**Task prompt**
Gather from the material every line that contains the string "Pura".

**Items**
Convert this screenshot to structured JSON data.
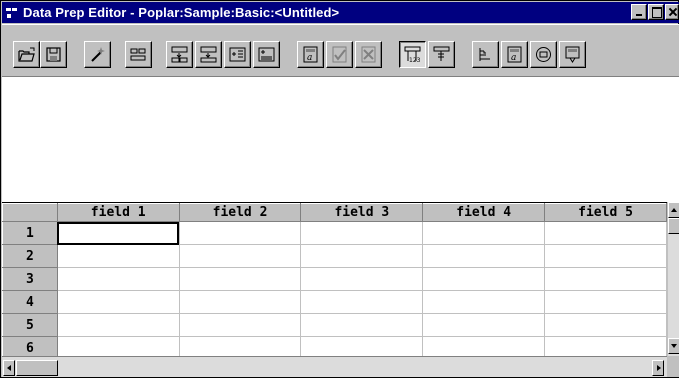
{
  "window": {
    "title": "Data Prep Editor - Poplar:Sample:Basic:<Untitled>",
    "colors": {
      "titlebar": "#000080",
      "face": "#c0c0c0",
      "grid_bg": "#ffffff"
    }
  },
  "toolbar": {
    "buttons": [
      {
        "icon": "open-folder-icon"
      },
      {
        "icon": "save-disk-icon"
      },
      {
        "icon": "magic-wand-icon"
      },
      {
        "icon": "join-fields-icon"
      },
      {
        "icon": "move-fields-icon"
      },
      {
        "icon": "split-field-icon"
      },
      {
        "icon": "create-field-icon"
      },
      {
        "icon": "create-field-text-icon"
      },
      {
        "icon": "field-properties-icon"
      },
      {
        "icon": "select-field-icon"
      },
      {
        "icon": "reject-field-icon"
      },
      {
        "icon": "data-load-settings-icon"
      },
      {
        "icon": "replace-icon"
      },
      {
        "icon": "dimension-build-icon"
      },
      {
        "icon": "associate-outline-icon"
      },
      {
        "icon": "record-view-icon"
      },
      {
        "icon": "display-fields-icon"
      }
    ]
  },
  "grid": {
    "columns": [
      "field 1",
      "field 2",
      "field 3",
      "field 4",
      "field 5"
    ],
    "rows": [
      "1",
      "2",
      "3",
      "4",
      "5",
      "6"
    ]
  }
}
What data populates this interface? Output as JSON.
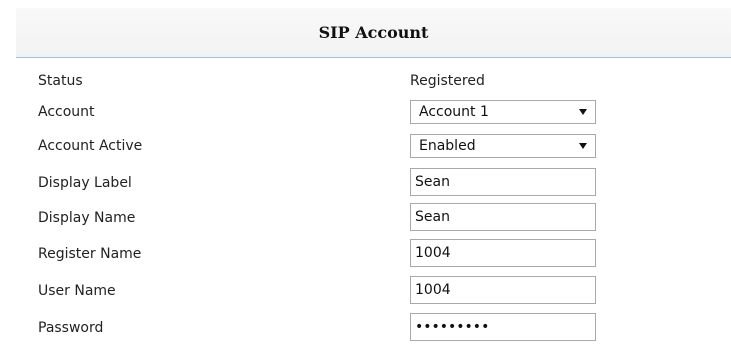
{
  "panel": {
    "title": "SIP Account"
  },
  "fields": {
    "status": {
      "label": "Status",
      "value": "Registered"
    },
    "account": {
      "label": "Account",
      "value": "Account 1"
    },
    "account_active": {
      "label": "Account Active",
      "value": "Enabled"
    },
    "display_label": {
      "label": "Display Label",
      "value": "Sean"
    },
    "display_name": {
      "label": "Display Name",
      "value": "Sean"
    },
    "register_name": {
      "label": "Register Name",
      "value": "1004"
    },
    "user_name": {
      "label": "User Name",
      "value": "1004"
    },
    "password": {
      "label": "Password",
      "value": "123456789"
    }
  },
  "icons": {
    "select_caret": "chevron-down-icon"
  },
  "colors": {
    "header_border": "#9fc3e3",
    "input_border": "#a9a9a9"
  }
}
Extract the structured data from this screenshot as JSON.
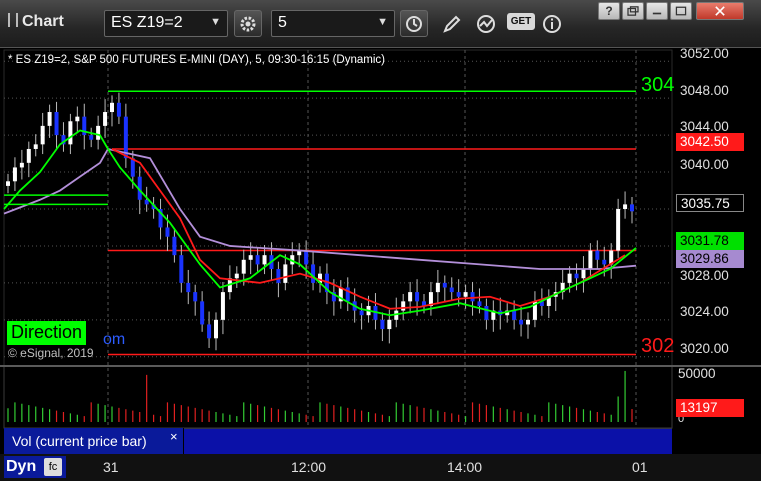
{
  "toolbar": {
    "title": "Chart",
    "symbol": "ES Z19=2",
    "interval": "5",
    "get_badge": "GET",
    "window_controls": [
      "help-icon",
      "restore-icon",
      "maximize-icon",
      "close-icon"
    ]
  },
  "chart": {
    "header": "* ES Z19=2, S&P 500 FUTURES E-MINI (DAY), 5, 09:30-16:15 (Dynamic)",
    "direction_label": "Direction",
    "direction_suffix": "om",
    "copyright": "© eSignal, 2019",
    "price_axis": [
      "3052.00",
      "3048.00",
      "3044.00",
      "3040.00",
      "3028.00",
      "3024.00",
      "3020.00"
    ],
    "price_boxes": {
      "red_line": "3042.50",
      "last": "3035.75",
      "green_ma": "3031.78",
      "purple_ma": "3029.86"
    },
    "right_line_labels": {
      "top_green": "304",
      "bottom_red": "302"
    },
    "colors": {
      "up_candle": "#ffffff",
      "down_candle": "#1a33ff",
      "green_ma": "#00ff00",
      "red_ma": "#ff1a1a",
      "purple_ma": "#b38fd9",
      "level_red": "#ff1a1a",
      "level_green": "#00ff00"
    }
  },
  "chart_data": {
    "type": "candlestick",
    "symbol": "ES Z19=2",
    "interval": "5",
    "ylim": [
      3019,
      3053
    ],
    "horizontal_levels": [
      {
        "value": 3048.75,
        "color": "green"
      },
      {
        "value": 3042.5,
        "color": "red"
      },
      {
        "value": 3031.5,
        "color": "red"
      },
      {
        "value": 3020.25,
        "color": "red"
      }
    ],
    "time_labels": [
      "31",
      "12:00",
      "14:00",
      "01"
    ],
    "volume_axis": [
      "50000",
      "0"
    ],
    "volume_last": "13197"
  },
  "volume_panel": {
    "label": "Vol (current price bar)",
    "close": "×",
    "axis_top": "50000",
    "axis_bottom": "0",
    "last_value": "13197"
  },
  "bottom_bar": {
    "mode": "Dyn",
    "icon": "fc",
    "ticks": [
      "31",
      "12:00",
      "14:00",
      "01"
    ]
  }
}
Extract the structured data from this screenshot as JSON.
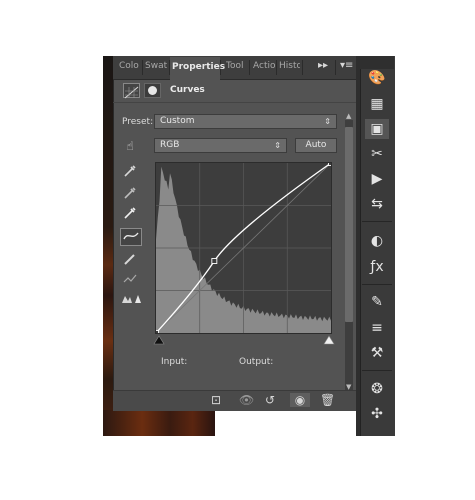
{
  "tabs": [
    {
      "label": "Colo"
    },
    {
      "label": "Swat"
    },
    {
      "label": "Properties"
    },
    {
      "label": "Tool"
    },
    {
      "label": "Actio"
    },
    {
      "label": "Histo"
    }
  ],
  "header": {
    "title": "Curves"
  },
  "preset": {
    "label": "Preset:",
    "value": "Custom"
  },
  "channel": {
    "value": "RGB"
  },
  "auto_button": {
    "label": "Auto"
  },
  "io": {
    "input_label": "Input:",
    "output_label": "Output:"
  },
  "icons": {
    "tab_overflow": "double-chevron-right-icon",
    "panel_menu": "panel-menu-icon",
    "adjustment_layer": "curves-adjustment-icon",
    "mask": "mask-icon"
  },
  "colors": {
    "panel_bg": "#535353",
    "dark_bg": "#3e3e3e",
    "curve": "#ffffff"
  },
  "tools": [
    {
      "name": "on-image-adjust-icon"
    },
    {
      "name": "eyedropper-black-icon"
    },
    {
      "name": "eyedropper-gray-icon"
    },
    {
      "name": "eyedropper-white-icon"
    },
    {
      "name": "curve-points-icon"
    },
    {
      "name": "pencil-icon"
    },
    {
      "name": "smooth-icon"
    },
    {
      "name": "clipping-warning-icon"
    }
  ],
  "curve": {
    "points": [
      [
        0,
        0
      ],
      [
        85,
        108
      ],
      [
        255,
        255
      ]
    ],
    "histogram_shape": "peak-left"
  }
}
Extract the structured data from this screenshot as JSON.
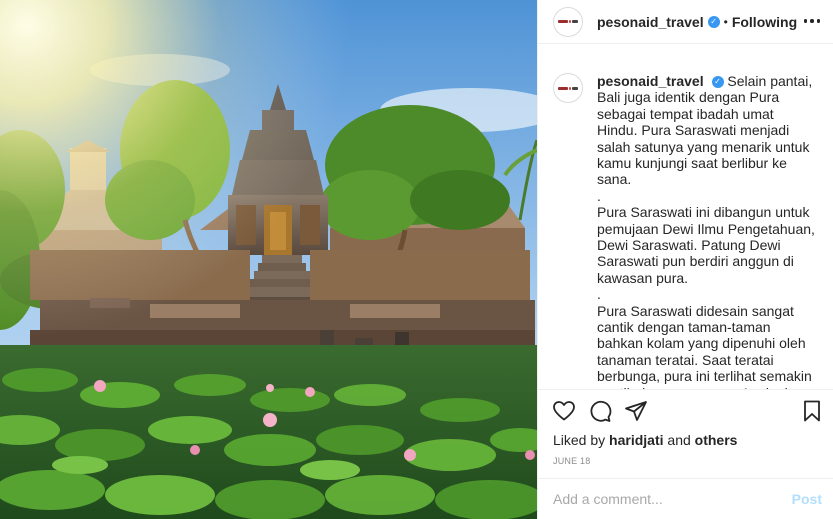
{
  "post": {
    "image_subject": "Pura Saraswati temple with lotus pond"
  },
  "header": {
    "username": "pesonaid_travel",
    "separator": "•",
    "follow_status": "Following",
    "verified_mark": "✓"
  },
  "caption": {
    "username": "pesonaid_travel",
    "paragraph_1": "Selain pantai, Bali juga identik dengan Pura sebagai tempat ibadah umat Hindu. Pura Saraswati menjadi salah satunya yang menarik untuk kamu kunjungi saat berlibur ke sana.",
    "dot_1": ".",
    "paragraph_2": "Pura Saraswati ini dibangun untuk pemujaan Dewi Ilmu Pengetahuan, Dewi Saraswati. Patung Dewi Saraswati pun berdiri anggun di kawasan pura.",
    "dot_2": ".",
    "paragraph_3": "Pura Saraswati didesain sangat cantik dengan taman-taman bahkan kolam yang dipenuhi oleh tanaman teratai. Saat teratai berbunga, pura ini terlihat semakin cantik dan memesona. Apalagi ornamen seni ukir yang sangat artistik menambah"
  },
  "actions": {
    "icons": [
      "heart-icon",
      "comment-icon",
      "share-icon",
      "bookmark-icon"
    ]
  },
  "likes": {
    "prefix": "Liked by",
    "user": "haridjati",
    "joiner": "and",
    "others": "others"
  },
  "date": "JUNE 18",
  "add_comment": {
    "placeholder": "Add a comment...",
    "post_label": "Post"
  },
  "colors": {
    "verified": "#3897f0",
    "text": "#262626",
    "muted": "#8e8e8e",
    "post_disabled": "#b2dffc",
    "border": "#efefef"
  }
}
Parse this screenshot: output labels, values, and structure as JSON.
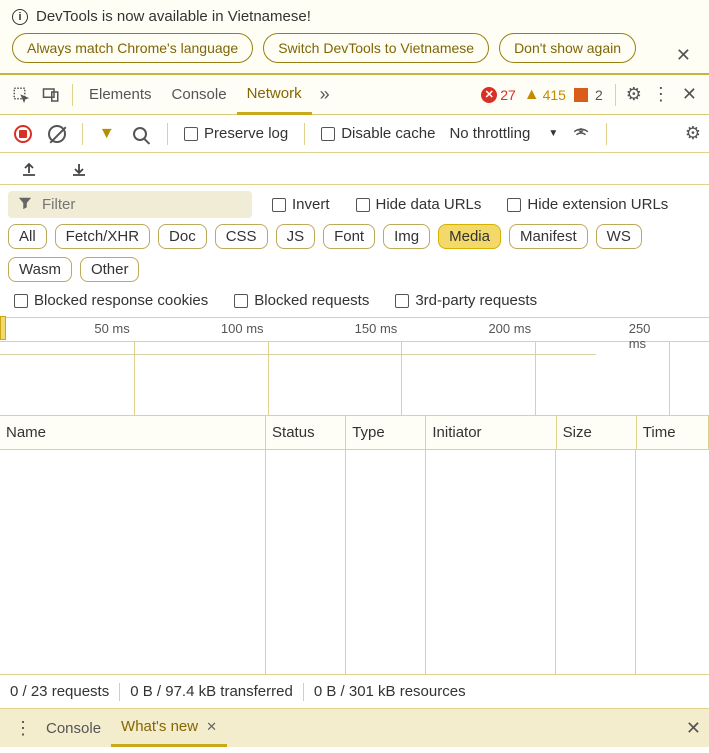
{
  "banner": {
    "title": "DevTools is now available in Vietnamese!",
    "buttons": [
      "Always match Chrome's language",
      "Switch DevTools to Vietnamese",
      "Don't show again"
    ]
  },
  "tabs": {
    "items": [
      "Elements",
      "Console",
      "Network"
    ],
    "active": "Network"
  },
  "issues": {
    "errors": "27",
    "warnings": "415",
    "issues": "2"
  },
  "toolbar": {
    "preserve_log": "Preserve log",
    "disable_cache": "Disable cache",
    "throttling": "No throttling"
  },
  "filters": {
    "placeholder": "Filter",
    "invert": "Invert",
    "hide_data": "Hide data URLs",
    "hide_ext": "Hide extension URLs",
    "types": [
      "All",
      "Fetch/XHR",
      "Doc",
      "CSS",
      "JS",
      "Font",
      "Img",
      "Media",
      "Manifest",
      "WS",
      "Wasm",
      "Other"
    ],
    "active_type": "Media",
    "blocked_cookies": "Blocked response cookies",
    "blocked_req": "Blocked requests",
    "third_party": "3rd-party requests"
  },
  "timeline": {
    "ticks": [
      "50 ms",
      "100 ms",
      "150 ms",
      "200 ms",
      "250 ms"
    ]
  },
  "table": {
    "columns": [
      "Name",
      "Status",
      "Type",
      "Initiator",
      "Size",
      "Time"
    ]
  },
  "statusbar": {
    "requests": "0 / 23 requests",
    "transferred": "0 B / 97.4 kB transferred",
    "resources": "0 B / 301 kB resources"
  },
  "drawer": {
    "tabs": [
      "Console",
      "What's new"
    ],
    "active": "What's new"
  }
}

**Right answer**
    "image_subject": "Pura Saraswati temple with lotus pond"
    "paragraph_1": "Selain pantai, Bali juga identik dengan Pura sebagai tempat ibadah umat Hindu. Pura Saraswati menjadi salah satunya yang menarik untuk kamu kunjungi saat berlibur ke sana.",
    "paragraph_2": "Pura Saraswati ini dibangun untuk pemujaan Dewi Ilmu Pengetahuan, Dewi Saraswati. Patung Dewi Saraswati pun berdiri anggun di kawasan pura.",
    "paragraph_3": "Pura Saraswati didesain sangat cantik dengan taman-taman bahkan kolam yang dipenuhi oleh tanaman teratai. Saat teratai berbunga, pura ini terlihat semakin cantik dan memesona. Apalagi ornamen seni ukir yang sangat artistik menambah"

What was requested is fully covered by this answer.